__Exercise objective__: Report how many lines below contain the word "Absolute". Give only the number.

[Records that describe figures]
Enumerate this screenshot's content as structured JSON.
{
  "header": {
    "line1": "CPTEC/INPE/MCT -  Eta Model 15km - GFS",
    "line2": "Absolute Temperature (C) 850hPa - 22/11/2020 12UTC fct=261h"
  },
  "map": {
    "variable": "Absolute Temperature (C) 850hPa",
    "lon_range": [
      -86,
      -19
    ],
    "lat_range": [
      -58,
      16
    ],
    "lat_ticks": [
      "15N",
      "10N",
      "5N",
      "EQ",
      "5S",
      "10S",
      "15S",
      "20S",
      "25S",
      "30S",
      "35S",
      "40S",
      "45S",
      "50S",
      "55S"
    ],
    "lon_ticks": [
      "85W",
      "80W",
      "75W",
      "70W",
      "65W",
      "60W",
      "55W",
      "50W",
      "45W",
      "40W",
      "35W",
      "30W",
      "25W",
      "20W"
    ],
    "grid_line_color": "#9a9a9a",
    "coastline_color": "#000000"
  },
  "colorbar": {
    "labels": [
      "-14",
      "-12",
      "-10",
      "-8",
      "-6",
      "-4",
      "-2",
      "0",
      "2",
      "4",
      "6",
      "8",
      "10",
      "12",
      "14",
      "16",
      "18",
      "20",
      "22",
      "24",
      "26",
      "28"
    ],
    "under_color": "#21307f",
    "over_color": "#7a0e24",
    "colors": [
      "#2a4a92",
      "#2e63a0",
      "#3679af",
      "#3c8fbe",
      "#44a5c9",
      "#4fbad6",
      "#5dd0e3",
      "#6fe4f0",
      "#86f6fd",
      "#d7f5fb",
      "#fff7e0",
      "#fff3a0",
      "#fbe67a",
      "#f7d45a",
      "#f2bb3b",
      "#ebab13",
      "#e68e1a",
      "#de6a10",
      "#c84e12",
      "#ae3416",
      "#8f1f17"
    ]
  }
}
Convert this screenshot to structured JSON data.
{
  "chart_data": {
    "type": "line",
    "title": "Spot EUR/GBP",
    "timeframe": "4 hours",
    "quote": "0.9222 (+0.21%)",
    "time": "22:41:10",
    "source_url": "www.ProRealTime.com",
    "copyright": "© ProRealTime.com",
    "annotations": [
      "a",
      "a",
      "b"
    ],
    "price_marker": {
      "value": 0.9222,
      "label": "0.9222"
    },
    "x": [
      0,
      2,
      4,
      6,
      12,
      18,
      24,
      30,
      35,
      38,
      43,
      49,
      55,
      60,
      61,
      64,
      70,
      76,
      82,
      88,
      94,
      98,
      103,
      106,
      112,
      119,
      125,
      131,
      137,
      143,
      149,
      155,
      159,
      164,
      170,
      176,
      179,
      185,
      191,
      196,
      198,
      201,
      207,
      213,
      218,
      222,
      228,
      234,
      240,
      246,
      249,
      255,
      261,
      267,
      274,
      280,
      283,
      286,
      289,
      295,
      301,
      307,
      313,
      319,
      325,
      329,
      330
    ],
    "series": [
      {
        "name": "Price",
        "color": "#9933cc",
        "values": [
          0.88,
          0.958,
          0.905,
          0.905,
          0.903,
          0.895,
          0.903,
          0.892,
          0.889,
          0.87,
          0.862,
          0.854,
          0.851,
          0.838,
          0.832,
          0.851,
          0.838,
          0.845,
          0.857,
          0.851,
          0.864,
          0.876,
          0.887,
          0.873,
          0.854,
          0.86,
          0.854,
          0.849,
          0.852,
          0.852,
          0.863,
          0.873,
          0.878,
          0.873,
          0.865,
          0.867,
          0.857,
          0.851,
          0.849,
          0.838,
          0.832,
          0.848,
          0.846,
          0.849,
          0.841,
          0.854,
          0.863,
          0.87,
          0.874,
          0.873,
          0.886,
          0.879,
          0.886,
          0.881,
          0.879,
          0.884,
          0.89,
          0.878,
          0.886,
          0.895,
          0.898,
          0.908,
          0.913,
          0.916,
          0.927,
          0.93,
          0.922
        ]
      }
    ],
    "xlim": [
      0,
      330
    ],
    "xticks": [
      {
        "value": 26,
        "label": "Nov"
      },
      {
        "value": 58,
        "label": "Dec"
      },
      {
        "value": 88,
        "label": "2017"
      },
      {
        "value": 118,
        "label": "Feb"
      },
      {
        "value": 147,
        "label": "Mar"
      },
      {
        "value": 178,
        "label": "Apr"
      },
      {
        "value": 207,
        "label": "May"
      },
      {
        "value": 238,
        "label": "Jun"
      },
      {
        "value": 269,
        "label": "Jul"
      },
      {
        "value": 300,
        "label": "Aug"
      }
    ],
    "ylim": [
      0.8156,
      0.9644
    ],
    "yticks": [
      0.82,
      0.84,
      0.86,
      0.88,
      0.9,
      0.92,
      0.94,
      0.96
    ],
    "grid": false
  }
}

__Response to this task__: 2